= AIM OF THE EXERCISE =
What follows is a listing; give it again exactly, in its entirety.
──────────────────────────────
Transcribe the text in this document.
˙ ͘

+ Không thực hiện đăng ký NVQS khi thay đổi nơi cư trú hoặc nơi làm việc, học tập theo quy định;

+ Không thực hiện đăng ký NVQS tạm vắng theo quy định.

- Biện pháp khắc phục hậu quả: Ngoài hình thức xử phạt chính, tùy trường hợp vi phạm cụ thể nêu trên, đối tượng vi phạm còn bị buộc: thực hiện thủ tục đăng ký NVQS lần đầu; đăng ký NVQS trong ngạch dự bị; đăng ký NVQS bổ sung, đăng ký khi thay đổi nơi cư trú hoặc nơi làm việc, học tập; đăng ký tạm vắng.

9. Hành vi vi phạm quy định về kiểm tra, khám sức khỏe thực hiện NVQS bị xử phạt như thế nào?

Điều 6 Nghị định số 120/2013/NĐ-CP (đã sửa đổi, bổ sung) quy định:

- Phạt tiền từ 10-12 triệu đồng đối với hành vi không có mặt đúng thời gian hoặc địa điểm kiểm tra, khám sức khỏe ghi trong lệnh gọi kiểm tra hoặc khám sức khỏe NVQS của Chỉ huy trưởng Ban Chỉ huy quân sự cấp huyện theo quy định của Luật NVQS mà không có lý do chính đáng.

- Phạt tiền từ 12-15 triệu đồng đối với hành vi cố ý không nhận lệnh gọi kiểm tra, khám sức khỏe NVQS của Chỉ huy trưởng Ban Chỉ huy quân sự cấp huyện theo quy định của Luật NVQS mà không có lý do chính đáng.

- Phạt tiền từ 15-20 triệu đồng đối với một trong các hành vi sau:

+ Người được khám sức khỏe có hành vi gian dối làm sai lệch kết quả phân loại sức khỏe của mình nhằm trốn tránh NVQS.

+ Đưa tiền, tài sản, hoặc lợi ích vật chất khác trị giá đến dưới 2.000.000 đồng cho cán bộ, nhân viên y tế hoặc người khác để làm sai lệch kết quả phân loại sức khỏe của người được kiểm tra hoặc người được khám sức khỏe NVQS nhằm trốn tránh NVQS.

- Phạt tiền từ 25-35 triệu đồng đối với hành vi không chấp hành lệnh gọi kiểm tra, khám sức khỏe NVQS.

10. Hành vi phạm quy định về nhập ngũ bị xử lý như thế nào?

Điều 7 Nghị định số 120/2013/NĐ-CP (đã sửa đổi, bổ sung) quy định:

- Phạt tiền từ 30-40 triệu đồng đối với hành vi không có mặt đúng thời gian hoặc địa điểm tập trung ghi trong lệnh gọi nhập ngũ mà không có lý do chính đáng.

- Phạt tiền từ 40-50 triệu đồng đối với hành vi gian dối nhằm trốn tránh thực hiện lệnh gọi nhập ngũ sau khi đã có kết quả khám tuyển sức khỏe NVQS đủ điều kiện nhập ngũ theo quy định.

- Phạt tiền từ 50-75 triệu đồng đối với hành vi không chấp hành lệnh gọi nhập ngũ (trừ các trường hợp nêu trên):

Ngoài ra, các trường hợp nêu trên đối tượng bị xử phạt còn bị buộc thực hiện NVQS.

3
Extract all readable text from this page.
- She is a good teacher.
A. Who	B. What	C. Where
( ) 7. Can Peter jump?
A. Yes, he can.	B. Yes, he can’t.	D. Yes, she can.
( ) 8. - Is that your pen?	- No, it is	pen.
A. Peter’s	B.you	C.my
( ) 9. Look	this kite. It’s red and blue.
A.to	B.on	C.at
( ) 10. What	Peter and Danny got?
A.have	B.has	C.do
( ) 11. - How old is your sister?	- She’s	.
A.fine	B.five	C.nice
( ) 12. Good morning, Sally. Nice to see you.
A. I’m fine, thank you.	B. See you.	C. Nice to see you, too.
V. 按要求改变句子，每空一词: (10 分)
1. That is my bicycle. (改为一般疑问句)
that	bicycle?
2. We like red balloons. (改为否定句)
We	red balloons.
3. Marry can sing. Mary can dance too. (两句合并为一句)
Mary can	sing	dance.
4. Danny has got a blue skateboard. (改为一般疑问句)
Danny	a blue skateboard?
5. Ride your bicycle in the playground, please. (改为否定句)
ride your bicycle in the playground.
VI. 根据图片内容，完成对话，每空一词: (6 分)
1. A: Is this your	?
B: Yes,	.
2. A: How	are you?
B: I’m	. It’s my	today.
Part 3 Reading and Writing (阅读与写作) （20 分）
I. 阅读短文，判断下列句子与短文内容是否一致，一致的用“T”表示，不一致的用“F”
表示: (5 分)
──────────────────────────────
= SOLUTION TO THE EXERCISE =
Transcribe the text in this document.
˙ ͘

+ Không thực hiện đăng ký NVQS khi thay đổi nơi cư trú hoặc nơi làm việc, học tập theo quy định;

+ Không thực hiện đăng ký NVQS tạm vắng theo quy định.

- Biện pháp khắc phục hậu quả: Ngoài hình thức xử phạt chính, tùy trường hợp vi phạm cụ thể nêu trên, đối tượng vi phạm còn bị buộc: thực hiện thủ tục đăng ký NVQS lần đầu; đăng ký NVQS trong ngạch dự bị; đăng ký NVQS bổ sung, đăng ký khi thay đổi nơi cư trú hoặc nơi làm việc, học tập; đăng ký tạm vắng.

9. Hành vi vi phạm quy định về kiểm tra, khám sức khỏe thực hiện NVQS bị xử phạt như thế nào?

Điều 6 Nghị định số 120/2013/NĐ-CP (đã sửa đổi, bổ sung) quy định:

- Phạt tiền từ 10-12 triệu đồng đối với hành vi không có mặt đúng thời gian hoặc địa điểm kiểm tra, khám sức khỏe ghi trong lệnh gọi kiểm tra hoặc khám sức khỏe NVQS của Chỉ huy trưởng Ban Chỉ huy quân sự cấp huyện theo quy định của Luật NVQS mà không có lý do chính đáng.

- Phạt tiền từ 12-15 triệu đồng đối với hành vi cố ý không nhận lệnh gọi kiểm tra, khám sức khỏe NVQS của Chỉ huy trưởng Ban Chỉ huy quân sự cấp huyện theo quy định của Luật NVQS mà không có lý do chính đáng.

- Phạt tiền từ 15-20 triệu đồng đối với một trong các hành vi sau:

+ Người được khám sức khỏe có hành vi gian dối làm sai lệch kết quả phân loại sức khỏe của mình nhằm trốn tránh NVQS.

+ Đưa tiền, tài sản, hoặc lợi ích vật chất khác trị giá đến dưới 2.000.000 đồng cho cán bộ, nhân viên y tế hoặc người khác để làm sai lệch kết quả phân loại sức khỏe của người được kiểm tra hoặc người được khám sức khỏe NVQS nhằm trốn tránh NVQS.

- Phạt tiền từ 25-35 triệu đồng đối với hành vi không chấp hành lệnh gọi kiểm tra, khám sức khỏe NVQS.

10. Hành vi phạm quy định về nhập ngũ bị xử lý như thế nào?

Điều 7 Nghị định số 120/2013/NĐ-CP (đã sửa đổi, bổ sung) quy định:

- Phạt tiền từ 30-40 triệu đồng đối với hành vi không có mặt đúng thời gian hoặc địa điểm tập trung ghi trong lệnh gọi nhập ngũ mà không có lý do chính đáng.

- Phạt tiền từ 40-50 triệu đồng đối với hành vi gian dối nhằm trốn tránh thực hiện lệnh gọi nhập ngũ sau khi đã có kết quả khám tuyển sức khỏe NVQS đủ điều kiện nhập ngũ theo quy định.

- Phạt tiền từ 50-75 triệu đồng đối với hành vi không chấp hành lệnh gọi nhập ngũ (trừ các trường hợp nêu trên):

Ngoài ra, các trường hợp nêu trên đối tượng bị xử phạt còn bị buộc thực hiện NVQS.

3
Extract all readable text from this page.
- She is a good teacher.
A. Who	B. What	C. Where
( ) 7. Can Peter jump?
A. Yes, he can.	B. Yes, he can’t.	D. Yes, she can.
( ) 8. - Is that your pen?	- No, it is	pen.
A. Peter’s	B.you	C.my
( ) 9. Look	this kite. It’s red and blue.
A.to	B.on	C.at
( ) 10. What	Peter and Danny got?
A.have	B.has	C.do
( ) 11. - How old is your sister?	- She’s	.
A.fine	B.five	C.nice
( ) 12. Good morning, Sally. Nice to see you.
A. I’m fine, thank you.	B. See you.	C. Nice to see you, too.
V. 按要求改变句子，每空一词: (10 分)
1. That is my bicycle. (改为一般疑问句)
that	bicycle?
2. We like red balloons. (改为否定句)
We	red balloons.
3. Marry can sing. Mary can dance too. (两句合并为一句)
Mary can	sing	dance.
4. Danny has got a blue skateboard. (改为一般疑问句)
Danny	a blue skateboard?
5. Ride your bicycle in the playground, please. (改为否定句)
ride your bicycle in the playground.
VI. 根据图片内容，完成对话，每空一词: (6 分)
1. A: Is this your	?
B: Yes,	.
2. A: How	are you?
B: I’m	. It’s my	today.
Part 3 Reading and Writing (阅读与写作) （20 分）
I. 阅读短文，判断下列句子与短文内容是否一致，一致的用“T”表示，不一致的用“F”
表示: (5 分)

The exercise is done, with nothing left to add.